> What to produce: Scan the records for the word "title". Copy each line that includes it.

> Dataset excerpts:
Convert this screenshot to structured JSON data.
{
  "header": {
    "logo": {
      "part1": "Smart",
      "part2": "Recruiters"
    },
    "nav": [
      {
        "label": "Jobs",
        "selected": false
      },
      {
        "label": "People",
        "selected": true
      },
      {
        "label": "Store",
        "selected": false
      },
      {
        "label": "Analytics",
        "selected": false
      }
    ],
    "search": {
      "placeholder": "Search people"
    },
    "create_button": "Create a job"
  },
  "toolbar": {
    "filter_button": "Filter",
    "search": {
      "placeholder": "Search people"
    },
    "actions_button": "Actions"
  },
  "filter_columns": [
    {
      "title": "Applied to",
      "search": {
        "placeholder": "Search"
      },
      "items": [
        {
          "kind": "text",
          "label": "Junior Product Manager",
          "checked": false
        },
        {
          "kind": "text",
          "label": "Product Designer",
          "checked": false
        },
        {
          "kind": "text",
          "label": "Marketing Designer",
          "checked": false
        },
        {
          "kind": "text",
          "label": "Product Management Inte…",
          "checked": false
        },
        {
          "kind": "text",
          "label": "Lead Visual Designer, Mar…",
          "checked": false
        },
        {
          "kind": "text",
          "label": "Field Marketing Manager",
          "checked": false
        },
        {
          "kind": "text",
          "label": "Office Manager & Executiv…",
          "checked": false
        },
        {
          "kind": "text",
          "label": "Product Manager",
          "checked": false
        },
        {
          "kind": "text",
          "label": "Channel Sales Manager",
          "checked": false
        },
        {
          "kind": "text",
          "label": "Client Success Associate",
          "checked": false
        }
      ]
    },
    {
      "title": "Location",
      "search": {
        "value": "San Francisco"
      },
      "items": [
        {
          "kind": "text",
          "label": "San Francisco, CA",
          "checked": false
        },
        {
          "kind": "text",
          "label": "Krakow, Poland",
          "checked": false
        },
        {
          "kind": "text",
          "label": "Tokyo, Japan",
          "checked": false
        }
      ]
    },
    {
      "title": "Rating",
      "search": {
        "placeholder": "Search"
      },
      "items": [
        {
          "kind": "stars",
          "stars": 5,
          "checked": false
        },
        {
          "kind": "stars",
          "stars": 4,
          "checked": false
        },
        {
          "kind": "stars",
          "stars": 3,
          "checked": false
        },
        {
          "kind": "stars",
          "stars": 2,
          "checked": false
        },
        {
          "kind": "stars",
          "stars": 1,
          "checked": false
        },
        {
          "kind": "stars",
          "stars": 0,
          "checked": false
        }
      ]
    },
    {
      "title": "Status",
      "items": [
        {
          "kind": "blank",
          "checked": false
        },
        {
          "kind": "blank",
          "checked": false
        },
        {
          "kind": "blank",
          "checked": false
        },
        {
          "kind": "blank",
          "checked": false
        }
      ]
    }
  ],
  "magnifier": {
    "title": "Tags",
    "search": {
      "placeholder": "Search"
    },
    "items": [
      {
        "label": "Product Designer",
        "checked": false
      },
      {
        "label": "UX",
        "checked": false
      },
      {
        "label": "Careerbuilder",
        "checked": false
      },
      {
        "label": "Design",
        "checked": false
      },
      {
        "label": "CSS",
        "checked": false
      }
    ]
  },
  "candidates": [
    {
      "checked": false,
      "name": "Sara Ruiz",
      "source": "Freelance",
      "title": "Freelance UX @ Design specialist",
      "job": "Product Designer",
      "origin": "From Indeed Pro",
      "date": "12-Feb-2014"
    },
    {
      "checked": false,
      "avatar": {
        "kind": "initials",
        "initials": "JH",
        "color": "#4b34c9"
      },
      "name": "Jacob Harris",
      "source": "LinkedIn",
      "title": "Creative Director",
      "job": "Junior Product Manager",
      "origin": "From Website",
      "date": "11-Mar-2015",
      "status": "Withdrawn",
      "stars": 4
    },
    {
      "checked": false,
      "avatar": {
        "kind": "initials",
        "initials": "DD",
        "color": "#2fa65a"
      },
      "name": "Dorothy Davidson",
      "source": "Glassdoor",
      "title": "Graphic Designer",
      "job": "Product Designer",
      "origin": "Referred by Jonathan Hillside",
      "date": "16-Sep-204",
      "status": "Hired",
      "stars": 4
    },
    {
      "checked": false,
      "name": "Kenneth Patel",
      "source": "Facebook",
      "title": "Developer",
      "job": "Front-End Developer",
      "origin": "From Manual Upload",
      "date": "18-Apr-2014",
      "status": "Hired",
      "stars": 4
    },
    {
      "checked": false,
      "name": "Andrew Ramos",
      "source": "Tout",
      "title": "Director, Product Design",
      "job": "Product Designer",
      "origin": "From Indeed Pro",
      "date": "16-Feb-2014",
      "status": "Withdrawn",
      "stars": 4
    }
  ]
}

> Complete response:
      "title": "Applied to",
      "title": "Location",
      "title": "Rating",
      "title": "Status",
    "title": "Tags",
      "title": "Freelance UX @ Design specialist",
      "title": "Creative Director",
      "title": "Graphic Designer",
      "title": "Developer",
      "title": "Director, Product Design",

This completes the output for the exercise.